## START Entries supplied

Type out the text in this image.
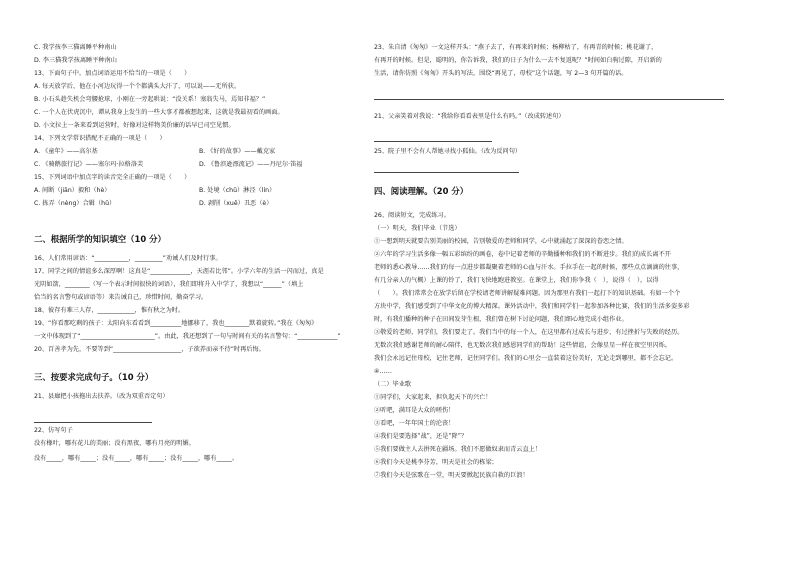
C. 我学孩李三猫离睡平种南山
D. 李三猫我学孩离睡平种南山
13、下面句子中，加点词语运用不恰当的一项是（　　）
A. 每天放学后，他在小河边玩得一个个都满头大汗了，可以说——无所获。
B. 小石头趁失机会弯腰抢球，小刚在一旁起哄说：“没关系！塞翁失马，焉知非福？”
C. 一个人在伏虎沉中，谭从我身上发生的一些大事才都被想起来，这就是我最初看的画面。
D. 小文拉上一条来看到运营时，好像对这样物美价廉的话早已司空见惯。
14、下列文学常识搭配不正确的一项是（　　）
A. 《童年》——高尔基	B. 《好的故事》——戴克家
C. 《骑鹅旅行记》——塞尔玛·拉格洛芙	D. 《鲁滨逊漂流记》——丹尼尔·笛福
15、下列词语中加点字的读音完全正确的一项是（　　）
A. 间断（jiān）毅和（hè）	B. 处境（chǔ）淋泾（lín）
C. 拣弄（nèng）合辑（hǔ）	D. 剥削（xuē）丑恶（è）
二、根据所学的知识填空（10 分）
16、人们常用谚语：“___________，_________”劝诫人们及时行事。
17、同学之间的情谊多么深厚啊！这真是“_____________，天涯若比邻”。小学六年的生活一闪而过，真是
光阴如箭，________（写一个表示时间很快的词语），我们即将升入中学了，我想以“______”（填上
恰当的名言警句或谚语等）来告诫自己，珍惜时间，勤奋学习。
18、彼存有难三人存，____________，惟有秋之为时。
19、“你看那吃剩的孩子：太阳向东看看到__________地挪移了，我也________默着旋转。”我在《匆匆》
一文中体现到了“________________________”。由此，我还想到了一句与时间有关的名言警句：“_____________”
20、百善孝为先，不要等到“______________________，子欲养而亲不待”时再后悔。
三、按要求完成句子。（10 分）
21、县廊把小孩拖出去扶养。（改为双重否定句）
22、仿写句子
没有橡叶，哪有花儿的美丽；没有黑夜，哪有月亮的明媚。
没有_____，哪有_____；没有_____，哪有_____；没有_____，哪有_____。
23、朱自清《匆匆》一文这样开头：“燕子去了，有再来的时候；杨柳枯了，有再青的时候；桃花谢了，
有再开的时候。但是，聪明的，你告诉我，我们的日子为什么一去不复返呢？”时间如白驹过隙，开启新的
生活，请你仿照《匆匆》开头的写法，围绕“再见了，母校”这个话题，写 2—3 句开篇的话。
21、父亲笑着对我说：“我给你看看表里是什么有吗。”（改成转述句）
25、院子里不会有人帮她寻找小狐仙。（改为反问句）
四、阅读理解。（20 分）
26、阅读短文，完成练习。
（一）明天，我们毕业（节选）
①一想到明天就要告别美丽的校园，告别敬爱的老师和同学，心中就涌起了深深的眷恋之情。
②六年的学习生活多像一幅五彩缤纷的画卷，卷中记着老师的辛勤播种和我们的不断进步。我们的成长离不开
老师的悉心教导……我们的每一点进步都凝聚着老师的心血与汗水。手拉手在一起的时候，那些点点滴滴的往事，
有几分亲人的气概）上课的铃了，我们飞快地跑进教室。在课堂上，我们你争我（　），说得（　），以得
（　　）。我们常常会在放学后留在学校请老师讲解疑难问题。因为那里有我们一起打下的知识基础。有如一个个
方块中学，我们感受到了中华文化的博大精深。课外活动中，我们和同学们一起参加各种比赛，我们的生活多姿多彩
时，有我们播种的种子在田间发芽生根，我们曾在树下讨论问题，我们细心地完成小组作业。
③敬爱的老师，同学们，我们要走了。我们当中的每一个人，在这里都有过成长与进步，有过挫折与失败的经历。
无数次我们感谢老师的耐心陪伴，也无数次我们感恩同学们的帮助！这些情谊，会像星星一样在夜空里闪烁。
我们会永远记住母校，记住老师，记住同学们。我们的心里会一直装着这份美好，无论走到哪里，都不会忘记。
④……
（二）毕业歌
①同学们，大家起来，担负起天下的兴亡！
②听吧，满耳是大众的嗟伤！
③看吧，一年年国土的沦丧！
④我们是要选择“战”，还是“降”？
⑤我们要做主人去拼死在疆场。我们不愿做奴隶而青云直上！
⑥我们今天是桃李芬芳，明天是社会的栋梁；
⑦我们今天是弦歌在一堂，明天要掀起民族自救的巨浪！
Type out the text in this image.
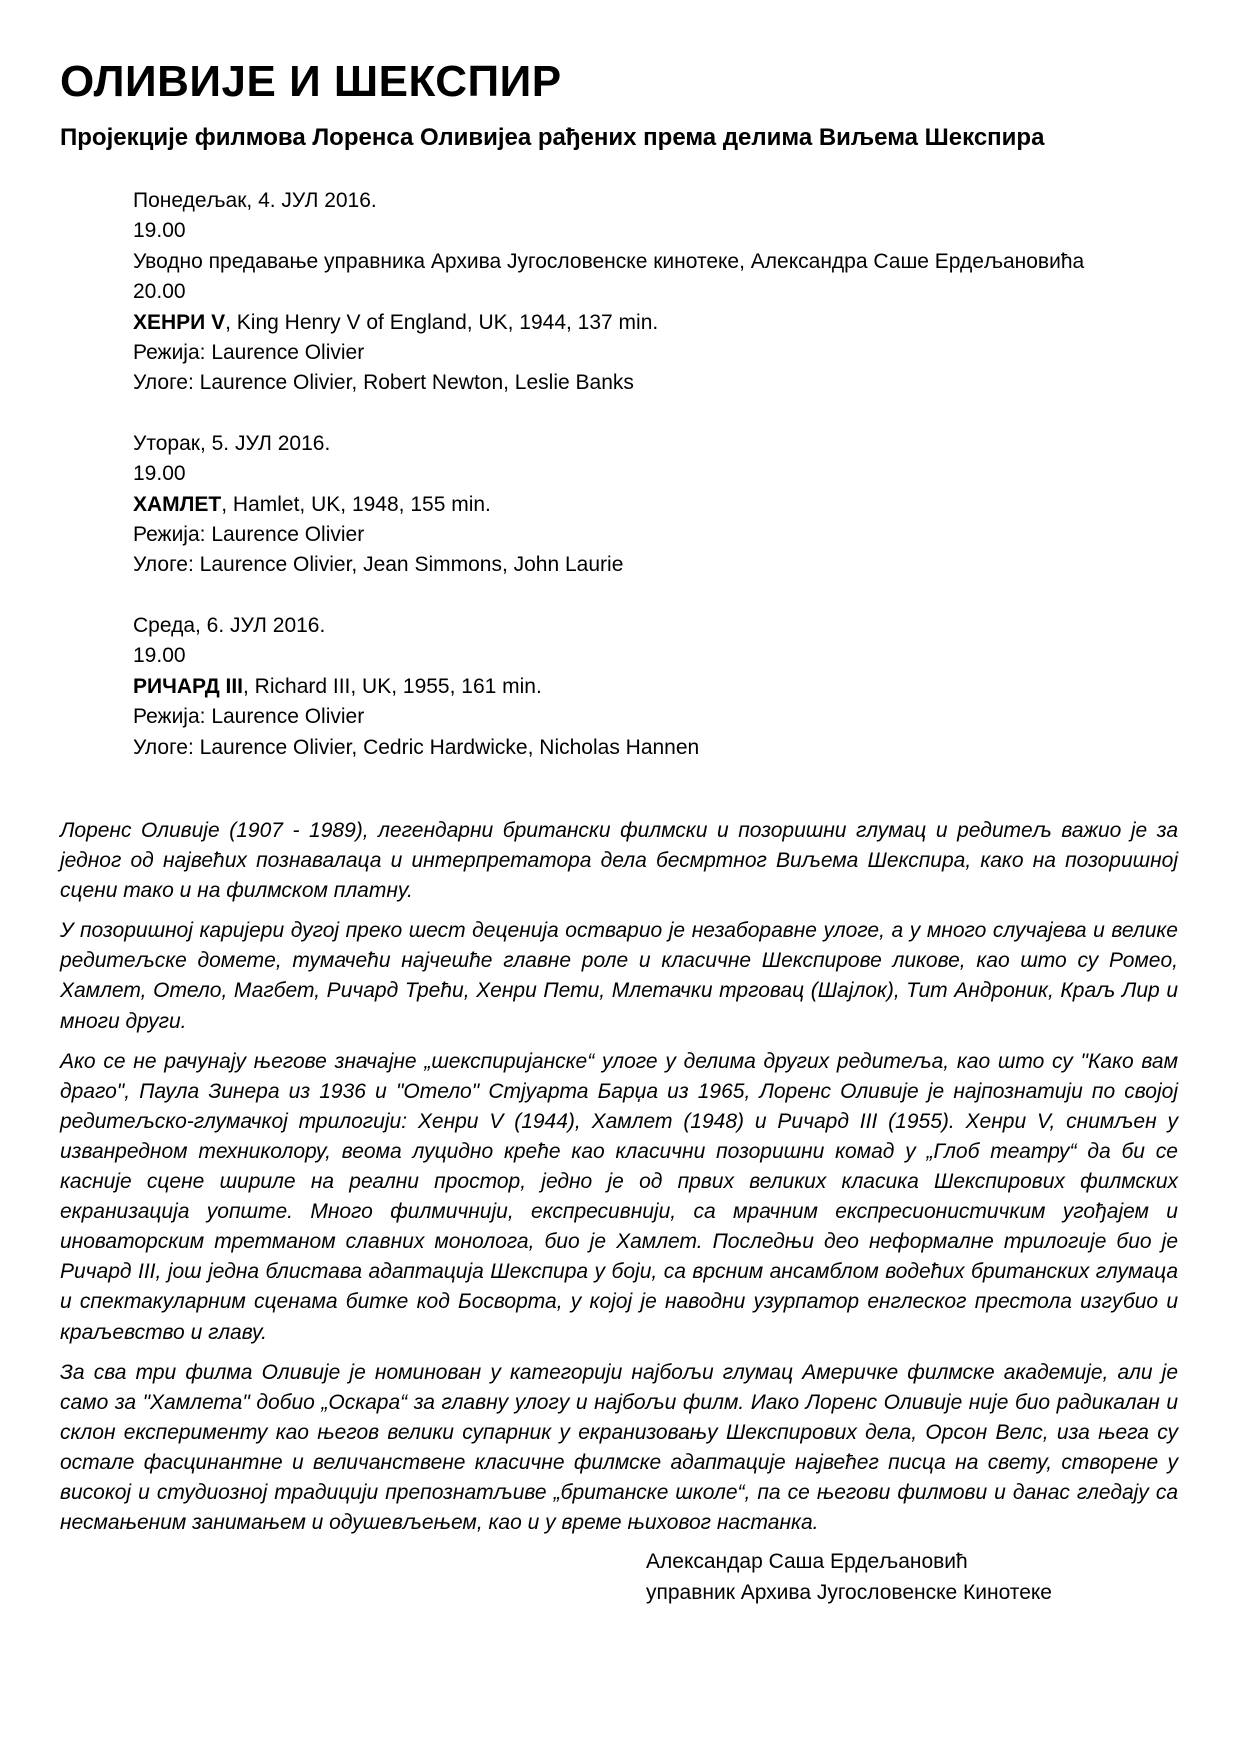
ОЛИВИЈЕ И ШЕКСПИР
Пројекције филмова Лоренса Оливијеа рађених према делима Виљема Шекспира
Понедељак, 4. ЈУЛ 2016.
19.00
Уводно предавање управника Архива Југословенске кинотеке, Александра Саше Ердељановића
20.00
ХЕНРИ V, King Henry V of England, UK, 1944, 137 min.
Режија: Laurence Olivier
Улоге: Laurence Olivier, Robert Newton, Leslie Banks
Уторак, 5. ЈУЛ 2016.
19.00
ХАМЛЕТ, Hamlet, UK, 1948, 155 min.
Режија: Laurence Olivier
Улоге: Laurence Olivier, Jean Simmons, John Laurie
Среда, 6. ЈУЛ 2016.
19.00
РИЧАРД III, Richard III, UK, 1955, 161 min.
Режија: Laurence Olivier
Улоге: Laurence Olivier, Cedric Hardwicke, Nicholas Hannen

Лоренс Оливије (1907 - 1989), легендарни британски филмски и позоришни глумац и редитељ важио је за једног од највећих познавалаца и интерпретатора дела бесмртног Виљема Шекспира, како на позоришној сцени тако и на филмском платну.

У позоришној каријери дугој преко шест деценија остварио је незаборавне улоге, а у много случајева и велике редитељске домете, тумачећи најчешће главне роле и класичне Шекспирове ликове, као што су Ромео, Хамлет, Отело, Магбет, Ричард Трећи, Хенри Пети, Млетачки трговац (Шајлок), Тит Андроник, Краљ Лир и многи други.

Ако се не рачунају његове значајне „шекспиријанске“ улоге у делима других редитеља, као што су "Како вам драго", Паула Зинера из 1936 и "Отело" Стјуарта Барџа из 1965, Лоренс Оливије је најпознатији по својој редитељско-глумачкој трилогији: Хенри V (1944), Хамлет (1948) и Ричард III (1955). Хенри V, снимљен у изванредном техниколору, веома луцидно креће као класични позоришни комад у „Глоб театру“ да би се касније сцене шириле на реални простор, једно је од првих великих класика Шекспирових филмских екранизација уопште. Много филмичнији, експресивнији, са мрачним експресионистичким угођајем и иноваторским третманом славних монолога, био је Хамлет. Последњи део неформалне трилогије био је Ричард III, још једна блистава адаптација Шекспира у боји, са врсним ансамблом водећих британских глумаца и спектакуларним сценама битке код Босворта, у којој је наводни узурпатор енглеског престола изгубио и краљевство и главу.

За сва три филма Оливије је номинован у категорији најбољи глумац Америчке филмске академије, али је само за "Хамлета" добио „Оскара“ за главну улогу и најбољи филм. Иако Лоренс Оливије није био радикалан и склон експерименту као његов велики супарник у екранизовању Шекспирових дела, Орсон Велс, иза њега су остале фасцинантне и величанствене класичне филмске адаптације највећег писца на свету, створене у високој и студиозној традицији препознатљиве „британске школе“, па се његови филмови и данас гледају са несмањеним занимањем и одушевљењем, као и у време њиховог настанка.

Александар Саша Ердељановић
управник Архива Југословенске Кинотеке
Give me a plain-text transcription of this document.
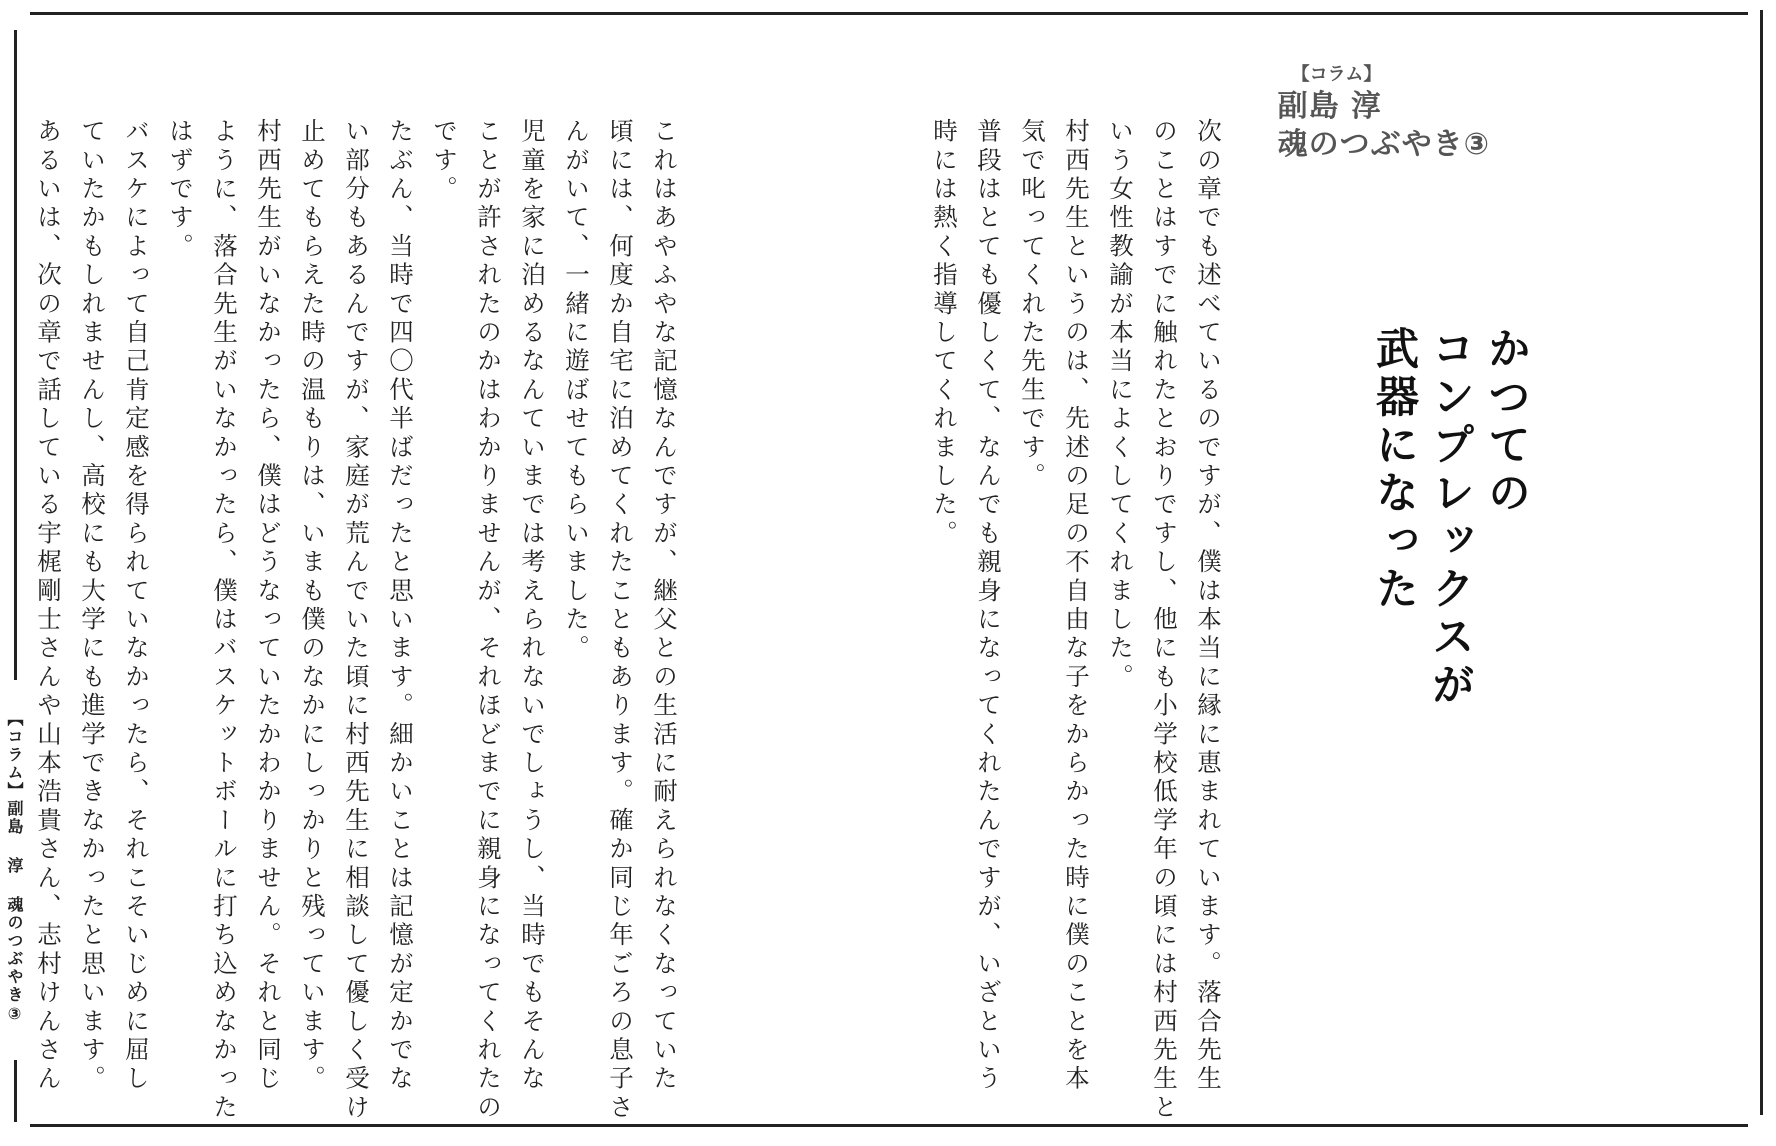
【コラム】
副島 淳
魂のつぶやき③
かつての
コンプレックスが
武器になった
次の章でも述べているのですが、僕は本当に縁に恵まれています。落合先生
のことはすでに触れたとおりですし、他にも小学校低学年の頃には村西先生と
いう女性教諭が本当によくしてくれました。
村西先生というのは、先述の足の不自由な子をからかった時に僕のことを本
気で叱ってくれた先生です。
普段はとても優しくて、なんでも親身になってくれたんですが、いざという
時には熱く指導してくれました。
これはあやふやな記憶なんですが、継父との生活に耐えられなくなっていた
頃には、何度か自宅に泊めてくれたこともあります。確か同じ年ごろの息子さ
んがいて、一緒に遊ばせてもらいました。
児童を家に泊めるなんていまでは考えられないでしょうし、当時でもそんな
ことが許されたのかはわかりませんが、それほどまでに親身になってくれたの
です。
たぶん、当時で四〇代半ばだったと思います。細かいことは記憶が定かでな
い部分もあるんですが、家庭が荒んでいた頃に村西先生に相談して優しく受け
止めてもらえた時の温もりは、いまも僕のなかにしっかりと残っています。
村西先生がいなかったら、僕はどうなっていたかわかりません。それと同じ
ように、落合先生がいなかったら、僕はバスケットボールに打ち込めなかった
はずです。
バスケによって自己肯定感を得られていなかったら、それこそいじめに屈し
ていたかもしれませんし、高校にも大学にも進学できなかったと思います。
あるいは、次の章で話している宇梶剛士さんや山本浩貴さん、志村けんさん
【コラム】副島 淳 魂のつぶやき③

## END Entries supplied

◆ Problem description
All lines above containing the string "Архива" are to be collected.

◆ Task output
Уводно предавање управника Архива Југословенске кинотеке, Александра Саше Ердељановића
управник Архива Југословенске Кинотеке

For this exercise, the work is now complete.